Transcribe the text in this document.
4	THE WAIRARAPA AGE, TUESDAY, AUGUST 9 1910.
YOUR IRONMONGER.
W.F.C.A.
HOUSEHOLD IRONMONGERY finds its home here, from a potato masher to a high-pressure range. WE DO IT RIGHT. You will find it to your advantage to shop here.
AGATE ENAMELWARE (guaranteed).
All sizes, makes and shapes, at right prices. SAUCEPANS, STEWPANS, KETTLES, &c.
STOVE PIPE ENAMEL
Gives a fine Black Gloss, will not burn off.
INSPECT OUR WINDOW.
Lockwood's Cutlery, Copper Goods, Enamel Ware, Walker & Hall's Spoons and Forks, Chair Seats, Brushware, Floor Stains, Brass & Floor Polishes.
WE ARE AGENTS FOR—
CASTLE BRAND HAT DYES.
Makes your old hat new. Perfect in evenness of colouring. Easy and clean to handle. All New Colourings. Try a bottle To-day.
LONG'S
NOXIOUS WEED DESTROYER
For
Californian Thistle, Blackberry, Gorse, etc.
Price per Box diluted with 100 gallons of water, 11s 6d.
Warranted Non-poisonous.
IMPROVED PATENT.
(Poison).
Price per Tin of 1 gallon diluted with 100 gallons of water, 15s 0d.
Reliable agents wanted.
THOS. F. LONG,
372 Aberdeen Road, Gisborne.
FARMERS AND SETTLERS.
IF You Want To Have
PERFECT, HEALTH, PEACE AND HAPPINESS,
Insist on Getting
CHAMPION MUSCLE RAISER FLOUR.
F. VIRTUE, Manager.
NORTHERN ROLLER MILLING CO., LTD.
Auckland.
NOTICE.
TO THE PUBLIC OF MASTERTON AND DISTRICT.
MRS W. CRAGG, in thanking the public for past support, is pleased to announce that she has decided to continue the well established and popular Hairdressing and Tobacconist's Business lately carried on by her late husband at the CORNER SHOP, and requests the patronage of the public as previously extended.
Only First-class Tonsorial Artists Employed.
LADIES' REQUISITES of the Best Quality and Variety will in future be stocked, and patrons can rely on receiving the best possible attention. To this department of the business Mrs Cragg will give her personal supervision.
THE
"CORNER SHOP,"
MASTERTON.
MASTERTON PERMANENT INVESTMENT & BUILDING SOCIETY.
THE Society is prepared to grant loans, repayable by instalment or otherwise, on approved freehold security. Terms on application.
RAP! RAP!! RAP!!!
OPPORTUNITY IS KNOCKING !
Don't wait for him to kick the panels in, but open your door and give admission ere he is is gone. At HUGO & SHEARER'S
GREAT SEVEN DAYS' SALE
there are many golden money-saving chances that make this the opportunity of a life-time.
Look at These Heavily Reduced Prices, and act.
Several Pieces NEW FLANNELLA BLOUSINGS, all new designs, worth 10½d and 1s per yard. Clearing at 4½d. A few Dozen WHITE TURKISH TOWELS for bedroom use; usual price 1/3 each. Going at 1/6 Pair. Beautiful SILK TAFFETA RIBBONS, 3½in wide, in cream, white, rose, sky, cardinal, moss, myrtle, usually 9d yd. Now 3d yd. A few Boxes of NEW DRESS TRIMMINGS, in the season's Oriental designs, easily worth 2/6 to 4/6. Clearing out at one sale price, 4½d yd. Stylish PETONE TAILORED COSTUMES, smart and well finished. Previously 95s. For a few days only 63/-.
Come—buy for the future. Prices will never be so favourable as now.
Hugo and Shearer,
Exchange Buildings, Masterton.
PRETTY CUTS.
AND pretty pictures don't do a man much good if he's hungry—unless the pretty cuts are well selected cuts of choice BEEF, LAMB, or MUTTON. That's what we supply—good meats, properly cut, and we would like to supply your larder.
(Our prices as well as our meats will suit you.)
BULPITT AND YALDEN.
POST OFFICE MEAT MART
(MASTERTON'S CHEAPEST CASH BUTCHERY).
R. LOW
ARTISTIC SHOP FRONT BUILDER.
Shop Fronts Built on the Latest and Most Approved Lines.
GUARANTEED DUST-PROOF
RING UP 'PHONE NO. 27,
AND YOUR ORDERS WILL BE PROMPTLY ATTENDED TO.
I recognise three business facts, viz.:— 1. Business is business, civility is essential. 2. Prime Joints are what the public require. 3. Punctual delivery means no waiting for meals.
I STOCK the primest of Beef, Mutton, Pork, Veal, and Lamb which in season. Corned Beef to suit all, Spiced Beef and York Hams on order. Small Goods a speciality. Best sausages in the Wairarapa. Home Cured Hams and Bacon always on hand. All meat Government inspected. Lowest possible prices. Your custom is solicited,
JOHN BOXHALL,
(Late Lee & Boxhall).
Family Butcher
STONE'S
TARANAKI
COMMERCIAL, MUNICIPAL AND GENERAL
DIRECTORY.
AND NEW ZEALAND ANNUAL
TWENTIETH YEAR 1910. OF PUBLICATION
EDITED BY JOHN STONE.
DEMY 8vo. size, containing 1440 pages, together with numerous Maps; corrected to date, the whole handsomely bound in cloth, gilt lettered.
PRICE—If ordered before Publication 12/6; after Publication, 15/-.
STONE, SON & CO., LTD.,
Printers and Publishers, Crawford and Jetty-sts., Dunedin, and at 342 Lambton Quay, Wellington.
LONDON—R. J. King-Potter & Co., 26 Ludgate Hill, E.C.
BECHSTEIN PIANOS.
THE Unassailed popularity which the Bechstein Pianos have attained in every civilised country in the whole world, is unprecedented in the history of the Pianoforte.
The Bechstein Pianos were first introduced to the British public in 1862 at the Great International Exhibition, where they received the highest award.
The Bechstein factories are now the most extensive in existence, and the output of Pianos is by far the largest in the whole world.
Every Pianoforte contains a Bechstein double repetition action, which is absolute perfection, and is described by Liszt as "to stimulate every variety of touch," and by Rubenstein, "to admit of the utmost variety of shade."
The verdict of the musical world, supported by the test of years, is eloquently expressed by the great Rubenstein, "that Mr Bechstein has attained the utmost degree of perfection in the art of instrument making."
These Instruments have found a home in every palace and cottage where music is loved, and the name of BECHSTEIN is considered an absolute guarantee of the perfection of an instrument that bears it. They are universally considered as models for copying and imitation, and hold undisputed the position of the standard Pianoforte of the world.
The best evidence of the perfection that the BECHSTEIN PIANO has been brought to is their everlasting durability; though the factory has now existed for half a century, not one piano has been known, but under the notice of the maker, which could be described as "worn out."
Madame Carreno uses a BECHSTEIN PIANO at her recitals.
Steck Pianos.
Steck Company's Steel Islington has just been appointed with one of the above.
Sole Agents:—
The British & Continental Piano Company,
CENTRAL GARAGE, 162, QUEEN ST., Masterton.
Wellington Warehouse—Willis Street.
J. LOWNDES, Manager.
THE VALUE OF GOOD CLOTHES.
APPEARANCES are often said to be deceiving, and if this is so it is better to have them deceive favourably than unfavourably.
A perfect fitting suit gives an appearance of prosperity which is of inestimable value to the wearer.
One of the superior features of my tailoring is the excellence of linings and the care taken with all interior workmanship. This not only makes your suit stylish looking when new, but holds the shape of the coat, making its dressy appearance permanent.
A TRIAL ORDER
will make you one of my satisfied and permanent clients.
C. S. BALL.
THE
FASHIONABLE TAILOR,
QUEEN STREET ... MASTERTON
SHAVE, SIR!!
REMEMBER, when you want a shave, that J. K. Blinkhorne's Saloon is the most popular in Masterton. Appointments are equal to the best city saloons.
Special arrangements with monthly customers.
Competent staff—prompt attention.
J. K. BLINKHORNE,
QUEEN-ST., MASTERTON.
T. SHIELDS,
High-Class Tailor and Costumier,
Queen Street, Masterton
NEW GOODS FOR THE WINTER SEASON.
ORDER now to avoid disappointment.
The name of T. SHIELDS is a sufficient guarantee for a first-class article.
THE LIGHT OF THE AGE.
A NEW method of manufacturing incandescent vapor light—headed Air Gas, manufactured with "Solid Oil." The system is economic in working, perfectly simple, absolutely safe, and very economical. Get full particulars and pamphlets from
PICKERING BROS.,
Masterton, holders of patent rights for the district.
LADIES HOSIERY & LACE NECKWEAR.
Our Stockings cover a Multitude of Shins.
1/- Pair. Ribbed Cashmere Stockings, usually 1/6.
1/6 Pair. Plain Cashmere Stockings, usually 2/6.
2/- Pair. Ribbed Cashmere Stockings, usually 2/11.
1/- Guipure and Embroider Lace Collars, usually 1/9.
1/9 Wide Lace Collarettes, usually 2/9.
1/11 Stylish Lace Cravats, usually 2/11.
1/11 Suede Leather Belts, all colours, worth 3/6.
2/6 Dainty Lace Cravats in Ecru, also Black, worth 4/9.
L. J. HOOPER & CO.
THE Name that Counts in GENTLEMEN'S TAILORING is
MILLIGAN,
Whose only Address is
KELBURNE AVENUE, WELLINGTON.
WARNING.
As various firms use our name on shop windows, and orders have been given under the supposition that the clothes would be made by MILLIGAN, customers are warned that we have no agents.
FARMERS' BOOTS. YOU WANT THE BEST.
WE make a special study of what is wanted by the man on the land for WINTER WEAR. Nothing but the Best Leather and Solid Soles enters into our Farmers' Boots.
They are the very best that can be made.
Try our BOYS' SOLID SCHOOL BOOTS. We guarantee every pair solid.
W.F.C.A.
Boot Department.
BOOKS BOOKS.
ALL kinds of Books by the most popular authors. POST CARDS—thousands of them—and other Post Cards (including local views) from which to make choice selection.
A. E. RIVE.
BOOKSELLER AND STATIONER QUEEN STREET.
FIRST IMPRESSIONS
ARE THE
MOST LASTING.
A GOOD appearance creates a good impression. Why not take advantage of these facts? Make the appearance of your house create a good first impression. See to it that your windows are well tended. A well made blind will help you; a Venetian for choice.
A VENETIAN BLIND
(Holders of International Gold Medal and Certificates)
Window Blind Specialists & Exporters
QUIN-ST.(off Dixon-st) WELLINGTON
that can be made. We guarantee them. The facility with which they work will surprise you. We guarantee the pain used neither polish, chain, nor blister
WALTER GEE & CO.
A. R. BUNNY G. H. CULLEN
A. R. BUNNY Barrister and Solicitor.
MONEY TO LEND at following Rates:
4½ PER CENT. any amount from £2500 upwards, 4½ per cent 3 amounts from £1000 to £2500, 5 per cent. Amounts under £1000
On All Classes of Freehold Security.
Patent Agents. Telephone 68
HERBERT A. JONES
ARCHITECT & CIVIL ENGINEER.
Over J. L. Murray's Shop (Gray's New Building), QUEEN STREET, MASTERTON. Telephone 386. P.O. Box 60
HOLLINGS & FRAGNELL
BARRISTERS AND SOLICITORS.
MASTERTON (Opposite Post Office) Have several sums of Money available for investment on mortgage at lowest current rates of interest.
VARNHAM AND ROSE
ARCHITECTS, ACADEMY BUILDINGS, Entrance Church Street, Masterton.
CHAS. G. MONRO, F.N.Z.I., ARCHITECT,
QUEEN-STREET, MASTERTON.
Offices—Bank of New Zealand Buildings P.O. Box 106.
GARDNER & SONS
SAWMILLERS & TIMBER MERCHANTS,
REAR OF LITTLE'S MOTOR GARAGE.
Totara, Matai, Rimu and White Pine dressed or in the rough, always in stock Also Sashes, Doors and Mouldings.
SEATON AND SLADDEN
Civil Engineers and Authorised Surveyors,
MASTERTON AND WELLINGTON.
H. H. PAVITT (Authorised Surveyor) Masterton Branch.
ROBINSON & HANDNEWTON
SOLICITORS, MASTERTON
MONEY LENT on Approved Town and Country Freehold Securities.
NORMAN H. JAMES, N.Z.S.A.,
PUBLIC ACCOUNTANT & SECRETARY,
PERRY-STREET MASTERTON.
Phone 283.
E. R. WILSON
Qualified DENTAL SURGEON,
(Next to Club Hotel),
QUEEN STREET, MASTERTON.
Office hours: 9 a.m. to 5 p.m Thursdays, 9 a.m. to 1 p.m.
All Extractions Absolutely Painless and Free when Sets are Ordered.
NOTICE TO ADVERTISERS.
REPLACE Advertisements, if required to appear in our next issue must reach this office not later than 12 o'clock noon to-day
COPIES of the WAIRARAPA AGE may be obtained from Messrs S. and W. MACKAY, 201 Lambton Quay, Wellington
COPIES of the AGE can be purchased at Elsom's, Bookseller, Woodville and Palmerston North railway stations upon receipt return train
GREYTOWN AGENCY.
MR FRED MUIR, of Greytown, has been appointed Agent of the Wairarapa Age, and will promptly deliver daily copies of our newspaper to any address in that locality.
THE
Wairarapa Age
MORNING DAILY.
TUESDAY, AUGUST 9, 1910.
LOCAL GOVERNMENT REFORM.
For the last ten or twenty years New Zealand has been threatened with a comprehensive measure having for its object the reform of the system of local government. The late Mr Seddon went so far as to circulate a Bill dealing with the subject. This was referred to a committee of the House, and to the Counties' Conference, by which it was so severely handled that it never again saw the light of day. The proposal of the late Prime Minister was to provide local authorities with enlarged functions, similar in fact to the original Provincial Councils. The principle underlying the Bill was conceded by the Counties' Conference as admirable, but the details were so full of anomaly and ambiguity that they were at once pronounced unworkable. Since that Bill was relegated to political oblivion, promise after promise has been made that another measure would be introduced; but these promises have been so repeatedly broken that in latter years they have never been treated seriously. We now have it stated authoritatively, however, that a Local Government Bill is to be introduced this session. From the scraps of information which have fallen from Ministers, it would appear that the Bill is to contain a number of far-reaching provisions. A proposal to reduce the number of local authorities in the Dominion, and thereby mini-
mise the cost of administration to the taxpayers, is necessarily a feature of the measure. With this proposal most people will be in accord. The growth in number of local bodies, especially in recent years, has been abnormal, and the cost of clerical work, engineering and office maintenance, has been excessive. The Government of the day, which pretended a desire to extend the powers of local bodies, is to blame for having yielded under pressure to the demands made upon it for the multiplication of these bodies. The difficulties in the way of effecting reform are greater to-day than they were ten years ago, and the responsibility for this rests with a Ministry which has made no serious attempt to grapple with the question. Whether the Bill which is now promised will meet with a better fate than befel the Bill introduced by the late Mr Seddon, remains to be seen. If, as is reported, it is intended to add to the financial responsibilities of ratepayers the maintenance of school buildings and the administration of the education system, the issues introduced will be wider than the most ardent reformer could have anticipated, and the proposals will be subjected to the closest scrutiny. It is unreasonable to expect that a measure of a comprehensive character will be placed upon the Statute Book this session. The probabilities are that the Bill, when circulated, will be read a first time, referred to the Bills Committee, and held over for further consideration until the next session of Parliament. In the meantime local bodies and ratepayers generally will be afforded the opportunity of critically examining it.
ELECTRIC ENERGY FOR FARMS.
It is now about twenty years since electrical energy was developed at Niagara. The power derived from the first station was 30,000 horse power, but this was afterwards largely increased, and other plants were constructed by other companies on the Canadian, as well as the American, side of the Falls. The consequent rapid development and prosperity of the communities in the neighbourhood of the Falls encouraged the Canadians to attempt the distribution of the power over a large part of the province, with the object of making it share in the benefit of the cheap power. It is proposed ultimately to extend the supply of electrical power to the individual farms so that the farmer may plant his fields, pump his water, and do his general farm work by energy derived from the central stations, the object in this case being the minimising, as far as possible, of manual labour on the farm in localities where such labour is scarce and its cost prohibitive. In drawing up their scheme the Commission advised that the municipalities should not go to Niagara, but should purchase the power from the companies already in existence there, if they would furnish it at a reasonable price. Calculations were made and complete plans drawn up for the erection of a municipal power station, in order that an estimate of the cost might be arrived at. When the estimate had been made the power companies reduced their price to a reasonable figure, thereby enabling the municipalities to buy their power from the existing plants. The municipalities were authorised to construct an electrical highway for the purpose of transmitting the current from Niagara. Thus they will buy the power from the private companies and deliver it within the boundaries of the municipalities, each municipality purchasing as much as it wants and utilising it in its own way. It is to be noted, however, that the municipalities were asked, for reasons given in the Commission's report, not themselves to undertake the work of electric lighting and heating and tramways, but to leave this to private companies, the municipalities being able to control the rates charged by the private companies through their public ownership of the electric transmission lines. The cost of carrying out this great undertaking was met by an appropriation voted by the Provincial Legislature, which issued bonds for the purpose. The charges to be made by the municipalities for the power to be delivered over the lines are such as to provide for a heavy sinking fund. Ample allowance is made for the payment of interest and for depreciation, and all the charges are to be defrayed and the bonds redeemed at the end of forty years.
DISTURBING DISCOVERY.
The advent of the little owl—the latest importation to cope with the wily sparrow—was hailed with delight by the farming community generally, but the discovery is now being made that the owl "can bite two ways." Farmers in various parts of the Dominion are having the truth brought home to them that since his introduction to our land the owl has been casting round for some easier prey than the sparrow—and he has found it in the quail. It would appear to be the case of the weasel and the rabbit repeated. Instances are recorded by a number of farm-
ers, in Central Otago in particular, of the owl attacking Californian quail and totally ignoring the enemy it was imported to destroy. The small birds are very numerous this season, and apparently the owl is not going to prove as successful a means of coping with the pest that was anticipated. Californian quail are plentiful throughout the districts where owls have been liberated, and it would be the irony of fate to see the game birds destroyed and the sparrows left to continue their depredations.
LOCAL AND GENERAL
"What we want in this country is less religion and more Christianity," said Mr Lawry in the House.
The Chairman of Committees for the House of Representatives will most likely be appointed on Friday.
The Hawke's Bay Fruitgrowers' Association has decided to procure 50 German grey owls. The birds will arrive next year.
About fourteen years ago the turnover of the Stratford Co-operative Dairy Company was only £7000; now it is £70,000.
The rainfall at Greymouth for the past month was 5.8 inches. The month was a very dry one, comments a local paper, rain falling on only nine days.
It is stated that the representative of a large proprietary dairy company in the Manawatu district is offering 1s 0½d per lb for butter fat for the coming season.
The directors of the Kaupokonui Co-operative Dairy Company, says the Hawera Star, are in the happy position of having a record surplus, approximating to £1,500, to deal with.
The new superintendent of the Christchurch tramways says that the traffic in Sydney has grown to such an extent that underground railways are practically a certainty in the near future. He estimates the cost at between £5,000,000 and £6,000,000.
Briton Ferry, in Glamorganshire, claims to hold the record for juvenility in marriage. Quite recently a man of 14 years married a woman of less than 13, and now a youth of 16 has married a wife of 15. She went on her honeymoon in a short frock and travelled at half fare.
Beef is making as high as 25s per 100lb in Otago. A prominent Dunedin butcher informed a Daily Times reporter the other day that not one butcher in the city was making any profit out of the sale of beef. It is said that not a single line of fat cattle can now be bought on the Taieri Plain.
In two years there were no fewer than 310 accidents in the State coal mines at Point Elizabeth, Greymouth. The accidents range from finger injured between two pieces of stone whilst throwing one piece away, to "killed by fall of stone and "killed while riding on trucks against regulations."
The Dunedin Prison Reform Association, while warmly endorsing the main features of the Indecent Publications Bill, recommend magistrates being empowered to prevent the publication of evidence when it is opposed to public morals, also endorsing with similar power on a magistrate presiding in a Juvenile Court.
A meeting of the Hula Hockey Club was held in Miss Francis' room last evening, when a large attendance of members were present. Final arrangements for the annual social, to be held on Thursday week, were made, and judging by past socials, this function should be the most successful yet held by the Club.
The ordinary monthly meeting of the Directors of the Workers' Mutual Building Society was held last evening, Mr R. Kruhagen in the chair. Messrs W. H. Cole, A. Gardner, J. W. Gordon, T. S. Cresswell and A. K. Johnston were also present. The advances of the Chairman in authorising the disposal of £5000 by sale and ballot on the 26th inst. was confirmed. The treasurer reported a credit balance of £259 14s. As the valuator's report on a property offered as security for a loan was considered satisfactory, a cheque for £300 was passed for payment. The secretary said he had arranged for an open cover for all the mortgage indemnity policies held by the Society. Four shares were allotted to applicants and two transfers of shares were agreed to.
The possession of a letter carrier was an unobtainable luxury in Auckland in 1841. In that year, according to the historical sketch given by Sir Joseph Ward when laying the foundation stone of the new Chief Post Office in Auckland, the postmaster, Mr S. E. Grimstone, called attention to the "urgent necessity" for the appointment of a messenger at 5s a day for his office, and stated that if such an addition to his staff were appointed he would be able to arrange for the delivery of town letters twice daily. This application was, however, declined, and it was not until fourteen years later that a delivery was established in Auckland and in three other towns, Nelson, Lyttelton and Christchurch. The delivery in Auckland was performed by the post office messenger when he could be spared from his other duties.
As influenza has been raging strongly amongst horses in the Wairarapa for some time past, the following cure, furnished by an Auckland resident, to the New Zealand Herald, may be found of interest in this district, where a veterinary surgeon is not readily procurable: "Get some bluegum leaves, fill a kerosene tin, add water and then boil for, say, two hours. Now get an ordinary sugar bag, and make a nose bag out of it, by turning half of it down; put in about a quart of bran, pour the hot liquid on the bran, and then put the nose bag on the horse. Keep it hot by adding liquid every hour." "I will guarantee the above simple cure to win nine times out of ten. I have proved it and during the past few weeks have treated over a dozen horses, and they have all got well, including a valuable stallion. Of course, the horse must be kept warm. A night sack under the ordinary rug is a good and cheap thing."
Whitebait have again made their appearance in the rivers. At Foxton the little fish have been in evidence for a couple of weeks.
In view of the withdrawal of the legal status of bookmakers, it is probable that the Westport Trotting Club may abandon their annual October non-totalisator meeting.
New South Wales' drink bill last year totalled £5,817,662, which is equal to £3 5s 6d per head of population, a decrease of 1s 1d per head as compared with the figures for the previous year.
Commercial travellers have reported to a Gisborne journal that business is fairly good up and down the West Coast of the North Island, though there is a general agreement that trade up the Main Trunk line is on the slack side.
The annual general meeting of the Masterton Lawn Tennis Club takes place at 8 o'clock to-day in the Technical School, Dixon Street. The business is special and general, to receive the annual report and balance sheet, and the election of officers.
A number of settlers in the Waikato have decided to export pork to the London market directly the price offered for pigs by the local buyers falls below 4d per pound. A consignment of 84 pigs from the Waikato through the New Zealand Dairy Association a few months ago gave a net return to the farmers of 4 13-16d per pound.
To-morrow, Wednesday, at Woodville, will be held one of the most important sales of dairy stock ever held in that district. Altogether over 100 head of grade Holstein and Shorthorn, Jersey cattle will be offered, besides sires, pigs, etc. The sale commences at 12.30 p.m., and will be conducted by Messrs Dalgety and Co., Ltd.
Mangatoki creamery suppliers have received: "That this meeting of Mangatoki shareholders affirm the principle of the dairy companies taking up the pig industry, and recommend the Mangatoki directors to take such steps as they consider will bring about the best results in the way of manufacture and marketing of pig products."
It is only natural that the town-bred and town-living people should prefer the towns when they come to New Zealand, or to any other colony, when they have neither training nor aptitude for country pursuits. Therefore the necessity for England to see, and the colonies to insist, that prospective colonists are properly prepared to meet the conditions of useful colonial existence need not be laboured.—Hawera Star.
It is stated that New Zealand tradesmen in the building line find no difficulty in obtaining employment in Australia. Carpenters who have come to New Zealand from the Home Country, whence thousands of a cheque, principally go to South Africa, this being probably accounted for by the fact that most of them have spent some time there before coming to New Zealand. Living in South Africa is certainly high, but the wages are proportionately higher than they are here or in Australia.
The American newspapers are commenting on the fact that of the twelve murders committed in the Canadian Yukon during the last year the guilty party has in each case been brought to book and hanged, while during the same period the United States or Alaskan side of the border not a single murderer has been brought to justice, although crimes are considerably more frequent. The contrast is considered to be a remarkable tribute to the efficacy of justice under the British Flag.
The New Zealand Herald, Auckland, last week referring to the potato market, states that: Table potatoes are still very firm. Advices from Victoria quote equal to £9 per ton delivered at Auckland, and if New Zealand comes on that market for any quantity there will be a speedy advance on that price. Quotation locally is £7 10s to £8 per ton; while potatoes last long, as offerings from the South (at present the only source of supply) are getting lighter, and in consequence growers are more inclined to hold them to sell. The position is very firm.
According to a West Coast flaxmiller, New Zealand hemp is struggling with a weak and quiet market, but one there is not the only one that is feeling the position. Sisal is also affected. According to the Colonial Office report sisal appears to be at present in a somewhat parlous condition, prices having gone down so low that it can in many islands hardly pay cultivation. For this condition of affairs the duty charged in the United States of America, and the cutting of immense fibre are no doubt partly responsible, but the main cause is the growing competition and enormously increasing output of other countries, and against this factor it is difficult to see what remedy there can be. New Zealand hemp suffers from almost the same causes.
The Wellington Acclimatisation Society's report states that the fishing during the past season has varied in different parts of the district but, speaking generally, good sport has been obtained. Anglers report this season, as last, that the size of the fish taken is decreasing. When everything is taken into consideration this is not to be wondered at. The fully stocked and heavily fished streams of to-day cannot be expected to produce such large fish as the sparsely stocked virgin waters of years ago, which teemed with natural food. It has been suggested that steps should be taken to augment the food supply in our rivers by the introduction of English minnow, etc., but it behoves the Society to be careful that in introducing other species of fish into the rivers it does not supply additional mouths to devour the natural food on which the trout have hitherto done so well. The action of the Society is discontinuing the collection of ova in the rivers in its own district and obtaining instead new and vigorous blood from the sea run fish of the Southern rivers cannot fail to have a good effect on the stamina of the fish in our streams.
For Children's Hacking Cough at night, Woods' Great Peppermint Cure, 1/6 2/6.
# # # #
### Stated goal
Show each line of the listing that holds the string "Greymouth".

### Exercise output
The rainfall at Greymouth for the past month was 5.8 inches. The month was a very dry one, comments a local paper, rain falling on only nine days.
In two years there were no fewer than 310 accidents in the State coal mines at Point Elizabeth, Greymouth. The accidents range from finger injured between two pieces of stone whilst throwing one piece away, to "killed by fall of stone and "killed while riding on trucks against regulations."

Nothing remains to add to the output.